**RECORDS SUPPLIED**
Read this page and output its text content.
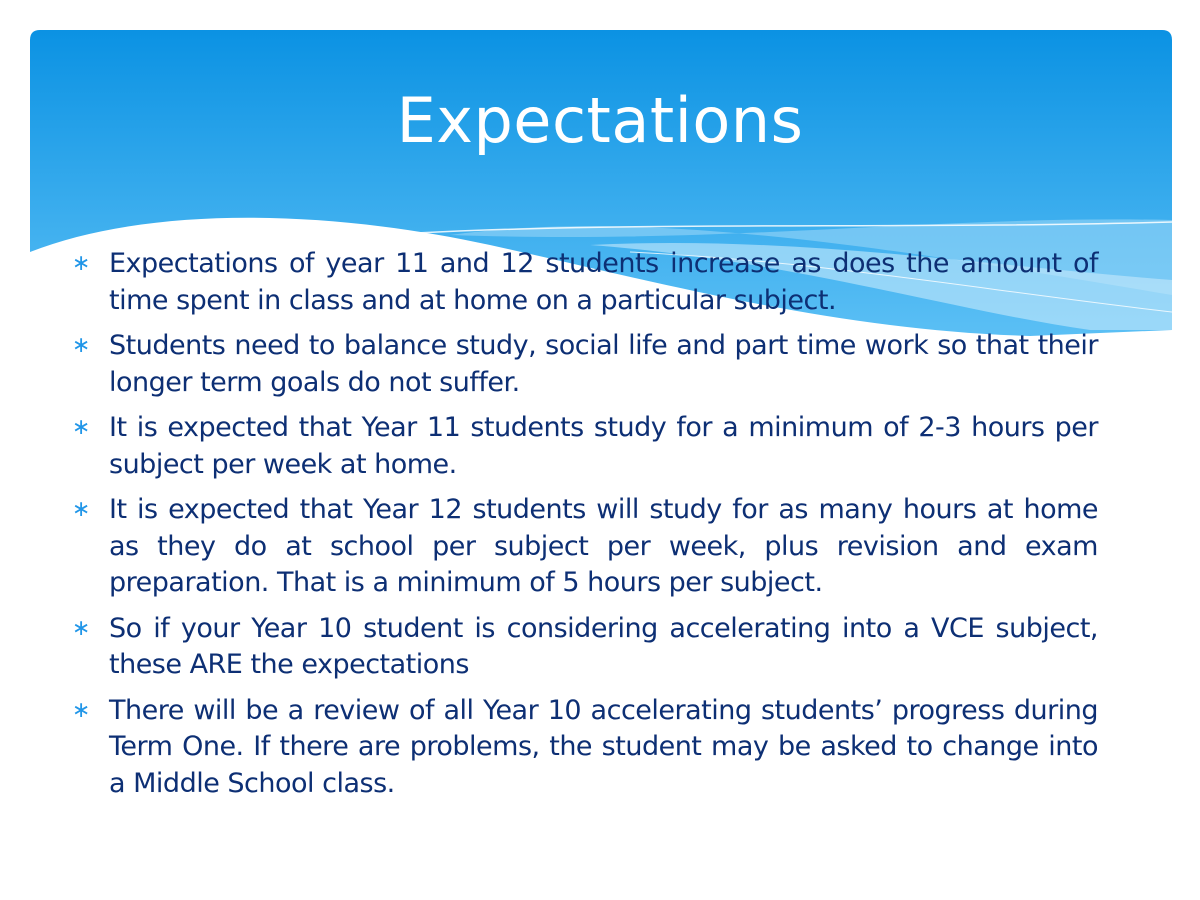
Expectations
∗ Expectations of year 11 and 12 students increase as does the amount of time spent in class and at home on a particular subject.
∗ Students need to balance study, social life and part time work so that their longer term goals do not suffer.
∗ It is expected that Year 11 students study for a minimum of 2-3 hours per subject per week at home.
∗ It is expected that Year 12 students will study for as many hours at home as they do at school per subject per week, plus revision and exam preparation. That is a minimum of 5 hours per subject.
∗ So if your Year 10 student is considering accelerating into a VCE subject, these ARE the expectations
∗ There will be a review of all Year 10 accelerating students’ progress during Term One. If there are problems, the student may be asked to change into a Middle School class.
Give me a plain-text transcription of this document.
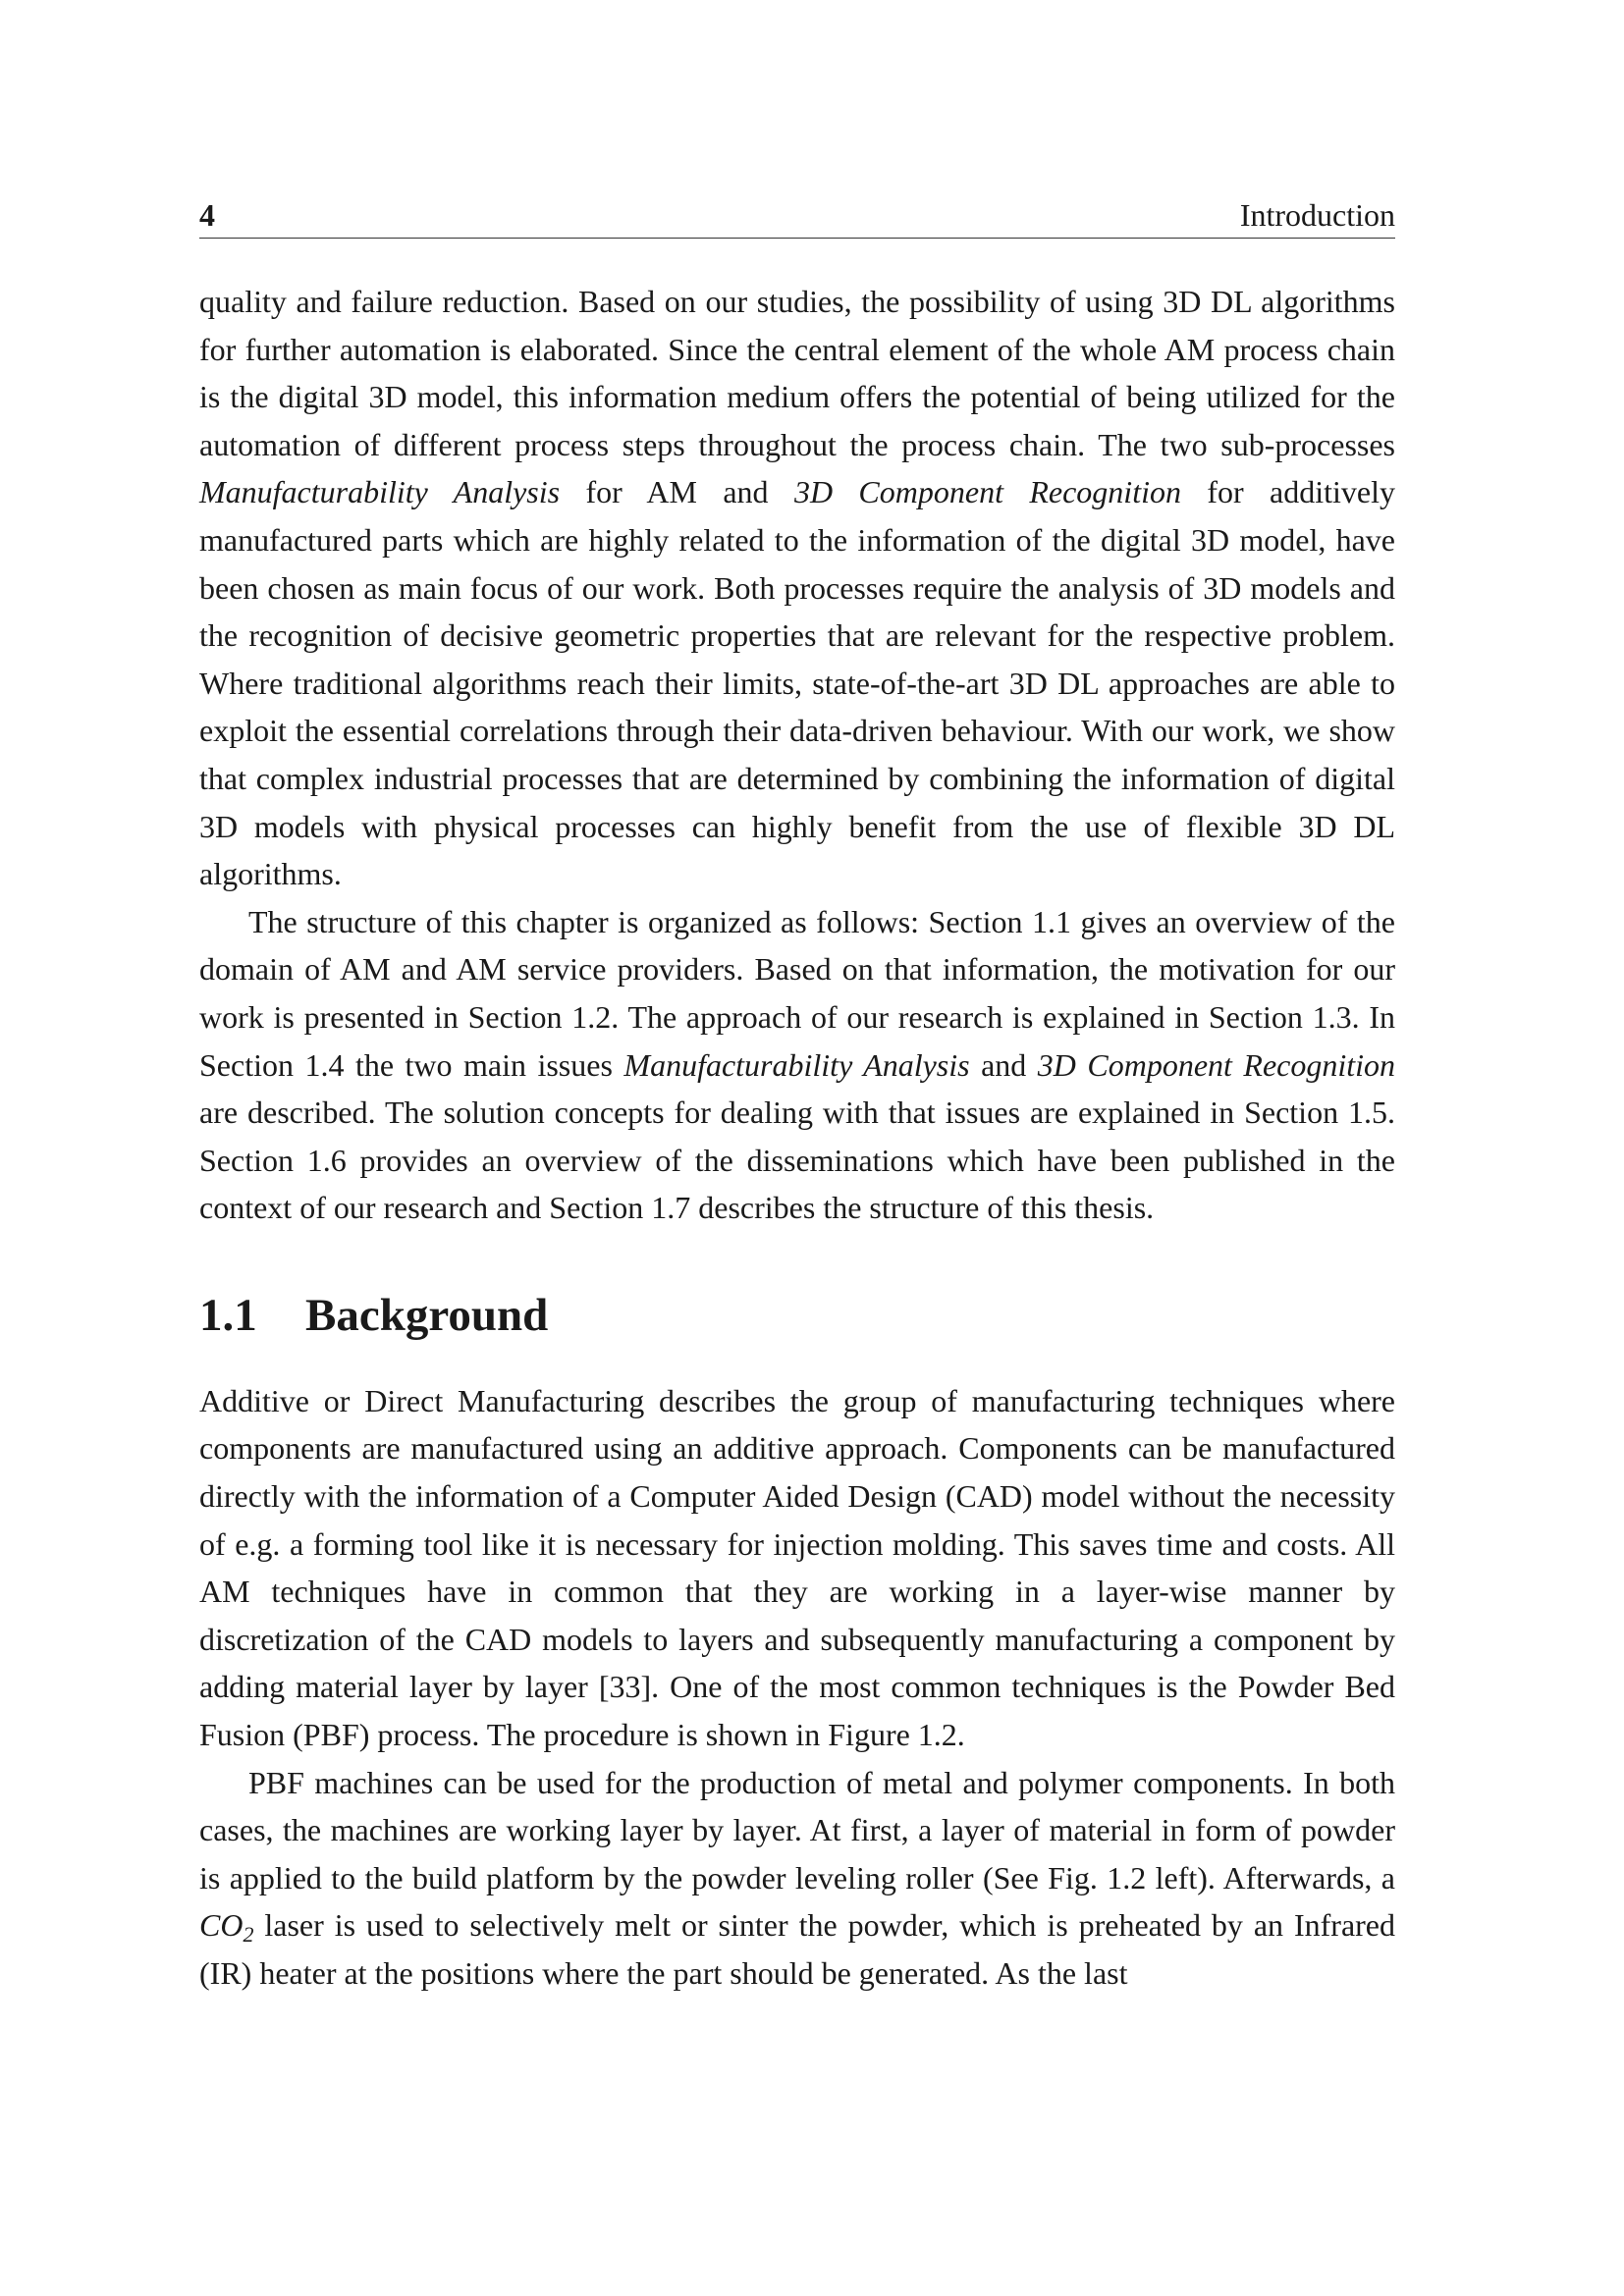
4	Introduction

quality and failure reduction. Based on our studies, the possibility of using 3D DL algorithms for further automation is elaborated. Since the central element of the whole AM process chain is the digital 3D model, this information medium offers the potential of being utilized for the automation of different process steps throughout the process chain. The two sub-processes Manufacturability Analysis for AM and 3D Component Recognition for additively manufactured parts which are highly related to the information of the digital 3D model, have been chosen as main focus of our work. Both processes require the analysis of 3D models and the recognition of decisive geometric properties that are relevant for the respective problem. Where traditional algorithms reach their limits, state-of-the-art 3D DL approaches are able to exploit the essential correlations through their data-driven behaviour. With our work, we show that complex industrial processes that are determined by combining the information of digital 3D models with physical processes can highly benefit from the use of flexible 3D DL algorithms.

The structure of this chapter is organized as follows: Section 1.1 gives an overview of the domain of AM and AM service providers. Based on that information, the motivation for our work is presented in Section 1.2. The approach of our research is explained in Section 1.3. In Section 1.4 the two main issues Manufacturability Analysis and 3D Component Recognition are described. The solution concepts for dealing with that issues are explained in Section 1.5. Section 1.6 provides an overview of the disseminations which have been published in the context of our research and Section 1.7 describes the structure of this thesis.

1.1	Background

Additive or Direct Manufacturing describes the group of manufacturing techniques where components are manufactured using an additive approach. Components can be manufactured directly with the information of a Computer Aided Design (CAD) model without the necessity of e.g. a forming tool like it is necessary for injection molding. This saves time and costs. All AM techniques have in common that they are working in a layer-wise manner by discretization of the CAD models to layers and subsequently manufacturing a component by adding material layer by layer [33]. One of the most common techniques is the Powder Bed Fusion (PBF) process. The procedure is shown in Figure 1.2.

PBF machines can be used for the production of metal and polymer components. In both cases, the machines are working layer by layer. At first, a layer of material in form of powder is applied to the build platform by the powder leveling roller (See Fig. 1.2 left). Afterwards, a $CO_2$ laser is used to selectively melt or sinter the powder, which is preheated by an Infrared (IR) heater at the positions where the part should be generated. As the last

**WRITTEN EXERCISE**
Write out the material above once more, exactly as it reads, with no pictures.

**IN RESPONSE**
Read this page and output its text content.
Expectations
∗ Expectations of year 11 and 12 students increase as does the amount of time spent in class and at home on a particular subject.
∗ Students need to balance study, social life and part time work so that their longer term goals do not suffer.
∗ It is expected that Year 11 students study for a minimum of 2-3 hours per subject per week at home.
∗ It is expected that Year 12 students will study for as many hours at home as they do at school per subject per week, plus revision and exam preparation. That is a minimum of 5 hours per subject.
∗ So if your Year 10 student is considering accelerating into a VCE subject, these ARE the expectations
∗ There will be a review of all Year 10 accelerating students’ progress during Term One. If there are problems, the student may be asked to change into a Middle School class.
Give me a plain-text transcription of this document.
4	Introduction

quality and failure reduction. Based on our studies, the possibility of using 3D DL algorithms for further automation is elaborated. Since the central element of the whole AM process chain is the digital 3D model, this information medium offers the potential of being utilized for the automation of different process steps throughout the process chain. The two sub-processes Manufacturability Analysis for AM and 3D Component Recognition for additively manufactured parts which are highly related to the information of the digital 3D model, have been chosen as main focus of our work. Both processes require the analysis of 3D models and the recognition of decisive geometric properties that are relevant for the respective problem. Where traditional algorithms reach their limits, state-of-the-art 3D DL approaches are able to exploit the essential correlations through their data-driven behaviour. With our work, we show that complex industrial processes that are determined by combining the information of digital 3D models with physical processes can highly benefit from the use of flexible 3D DL algorithms.

The structure of this chapter is organized as follows: Section 1.1 gives an overview of the domain of AM and AM service providers. Based on that information, the motivation for our work is presented in Section 1.2. The approach of our research is explained in Section 1.3. In Section 1.4 the two main issues Manufacturability Analysis and 3D Component Recognition are described. The solution concepts for dealing with that issues are explained in Section 1.5. Section 1.6 provides an overview of the disseminations which have been published in the context of our research and Section 1.7 describes the structure of this thesis.

1.1	Background

Additive or Direct Manufacturing describes the group of manufacturing techniques where components are manufactured using an additive approach. Components can be manufactured directly with the information of a Computer Aided Design (CAD) model without the necessity of e.g. a forming tool like it is necessary for injection molding. This saves time and costs. All AM techniques have in common that they are working in a layer-wise manner by discretization of the CAD models to layers and subsequently manufacturing a component by adding material layer by layer [33]. One of the most common techniques is the Powder Bed Fusion (PBF) process. The procedure is shown in Figure 1.2.

PBF machines can be used for the production of metal and polymer components. In both cases, the machines are working layer by layer. At first, a layer of material in form of powder is applied to the build platform by the powder leveling roller (See Fig. 1.2 left). Afterwards, a $CO_2$ laser is used to selectively melt or sinter the powder, which is preheated by an Infrared (IR) heater at the positions where the part should be generated. As the last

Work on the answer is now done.